> **Description of the task**: Report, as a bare number, how many lines of the material below contain the word "possui".

Data entries

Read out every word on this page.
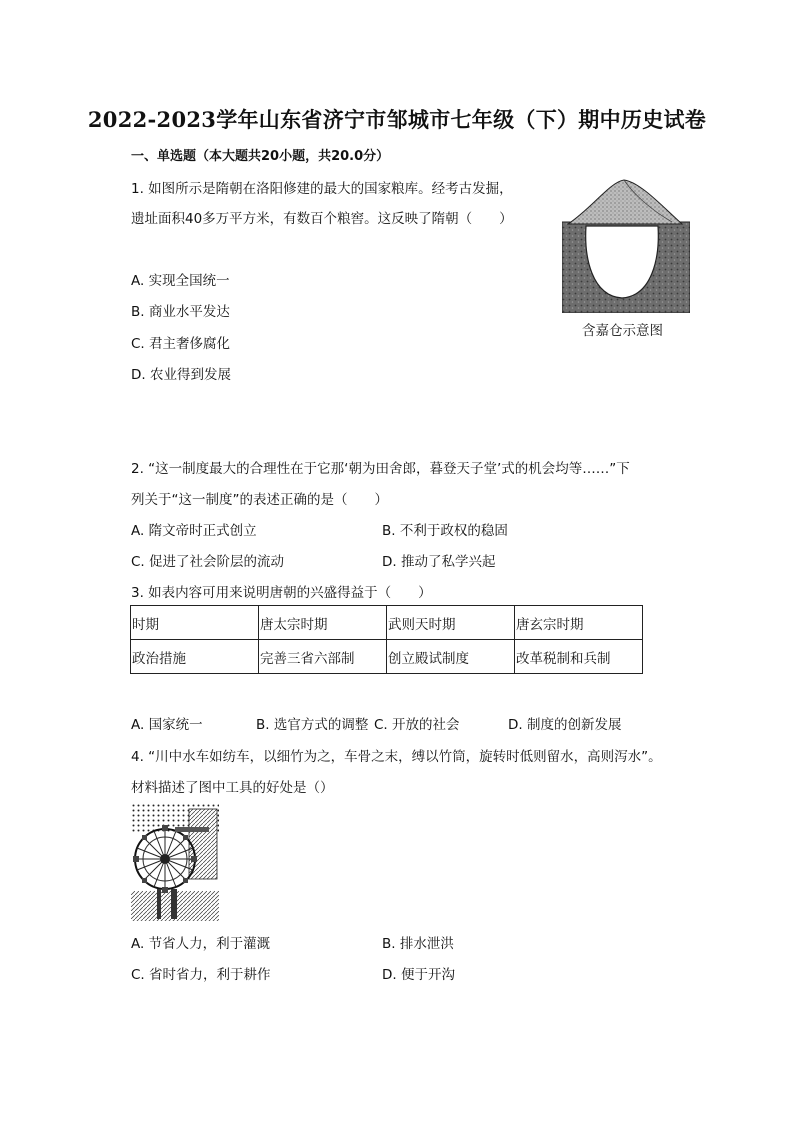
2022-2023学年山东省济宁市邹城市七年级（下）期中历史试卷
一、单选题（本大题共20小题，共20.0分）
1. 如图所示是隋朝在洛阳修建的最大的国家粮库。经考古发掘，
遗址面积40多万平方米，有数百个粮窖。这反映了隋朝（　　）
含嘉仓示意图
A. 实现全国统一
B. 商业水平发达
C. 君主奢侈腐化
D. 农业得到发展
2. “这一制度最大的合理性在于它那‘朝为田舍郎，暮登天子堂’式的机会均等……”下
列关于“这一制度”的表述正确的是（　　）
A. 隋文帝时正式创立	B. 不利于政权的稳固
C. 促进了社会阶层的流动	D. 推动了私学兴起
3. 如表内容可用来说明唐朝的兴盛得益于（　　）
时期	唐太宗时期	武则天时期	唐玄宗时期
政治措施	完善三省六部制	创立殿试制度	改革税制和兵制
A. 国家统一	B. 选官方式的调整 C. 开放的社会	D. 制度的创新发展
4. “川中水车如纺车，以细竹为之，车骨之末，缚以竹筒，旋转时低则留水，高则泻水”。
材料描述了图中工具的好处是（）
A. 节省人力，利于灌溉	B. 排水泄洪
C. 省时省力，利于耕作	D. 便于开沟
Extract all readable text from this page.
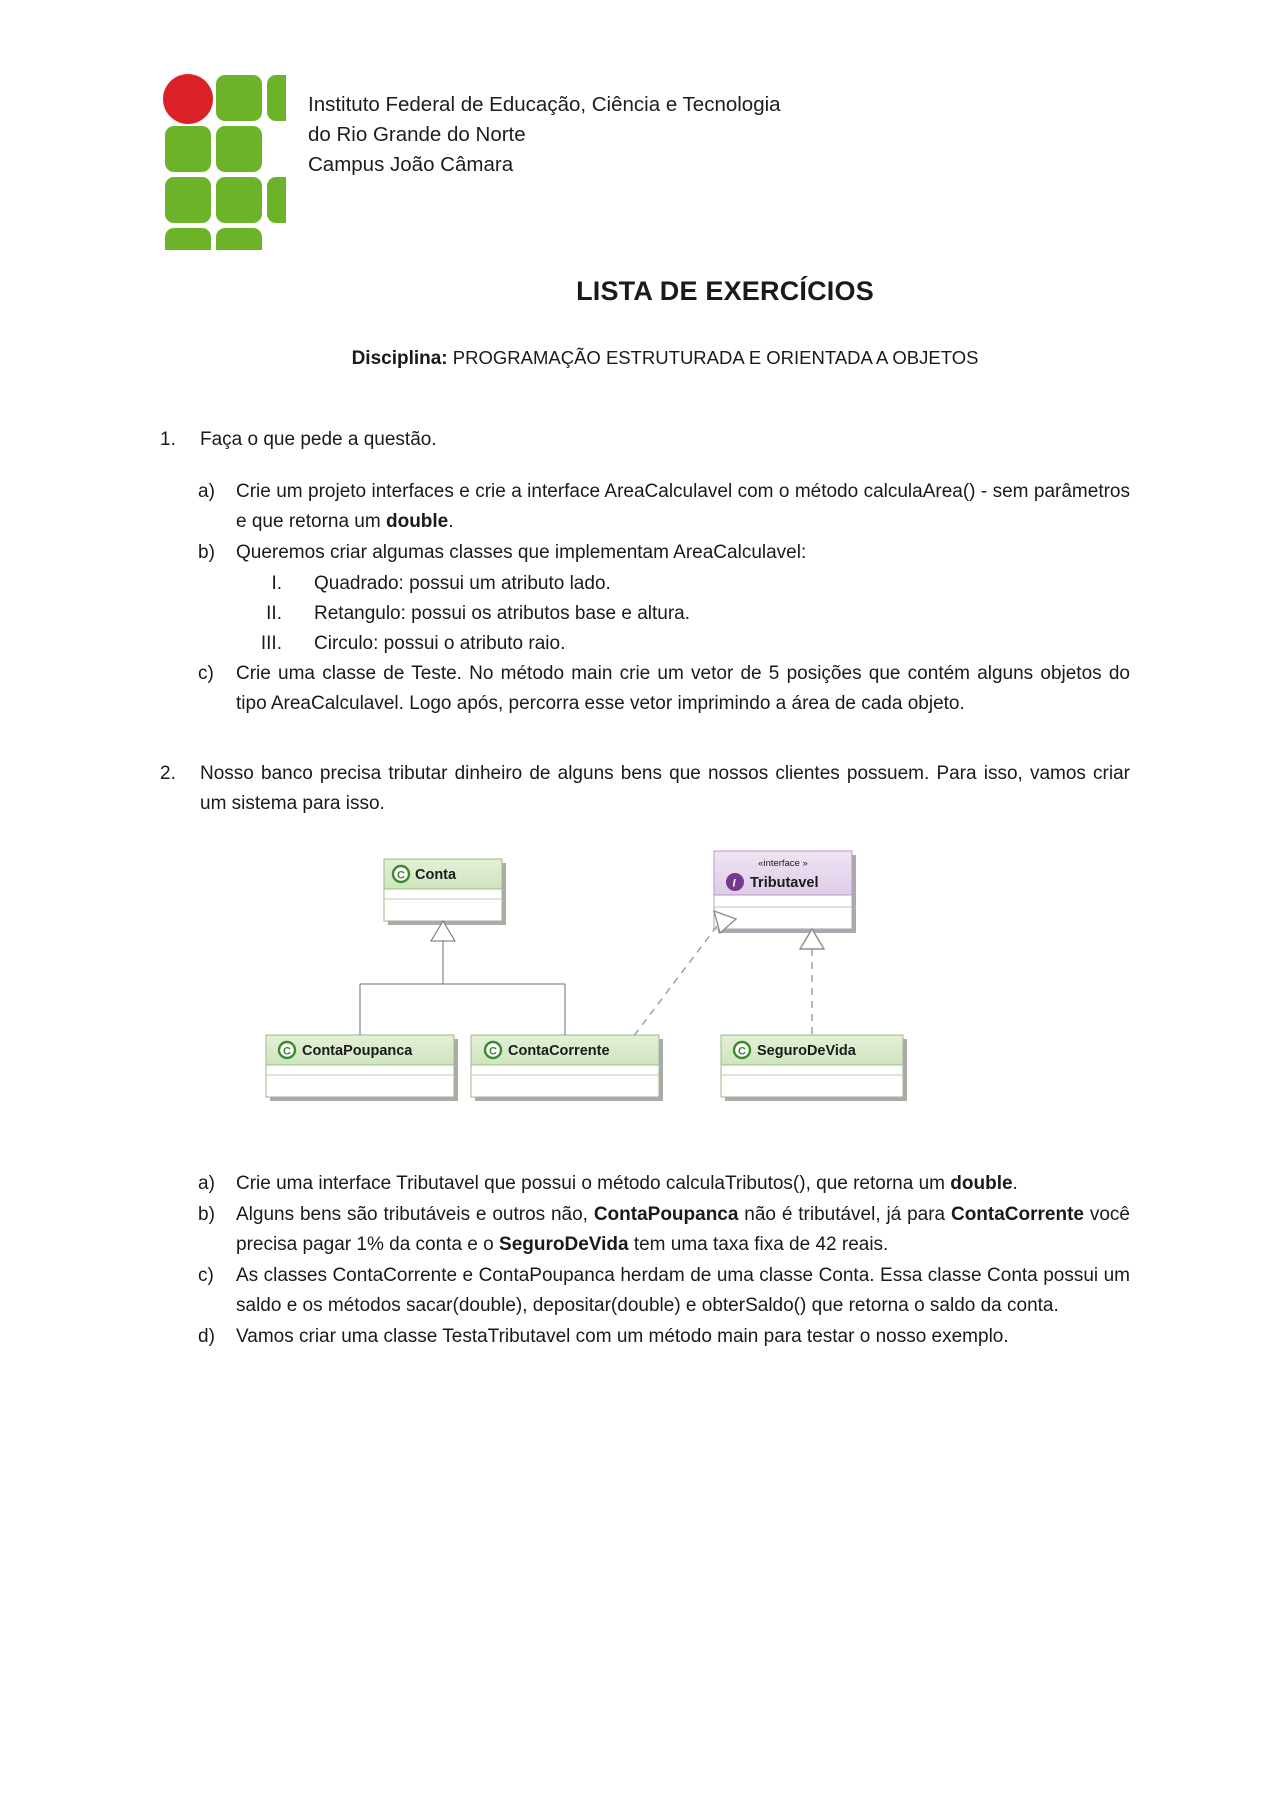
Instituto Federal de Educação, Ciência e Tecnologia
do Rio Grande do Norte
Campus João Câmara
LISTA DE EXERCÍCIOS
Disciplina: PROGRAMAÇÃO ESTRUTURADA E ORIENTADA A OBJETOS
1.	Faça o que pede a questão.
a)	Crie um projeto interfaces e crie a interface AreaCalculavel com o método calculaArea() - sem parâmetros e que retorna um double.
b)	Queremos criar algumas classes que implementam AreaCalculavel:
I.	Quadrado: possui um atributo lado.
II.	Retangulo: possui os atributos base e altura.
III.	Circulo: possui o atributo raio.
c)	Crie uma classe de Teste. No método main crie um vetor de 5 posições que contém alguns objetos do tipo AreaCalculavel. Logo após, percorra esse vetor imprimindo a área de cada objeto.
2.	Nosso banco precisa tributar dinheiro de alguns bens que nossos clientes possuem. Para isso, vamos criar um sistema para isso.
C Conta
«interface »
I Tributavel
C ContaPoupanca	C ContaCorrente	C SeguroDeVida
a)	Crie uma interface Tributavel que possui o método calculaTributos(), que retorna um double.
b)	Alguns bens são tributáveis e outros não, ContaPoupanca não é tributável, já para ContaCorrente você precisa pagar 1% da conta e o SeguroDeVida tem uma taxa fixa de 42 reais.
c)	As classes ContaCorrente e ContaPoupanca herdam de uma classe Conta. Essa classe Conta possui um saldo e os métodos sacar(double), depositar(double) e obterSaldo() que retorna o saldo da conta.
d)	Vamos criar uma classe TestaTributavel com um método main para testar o nosso exemplo.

> **Answer to this task**: 5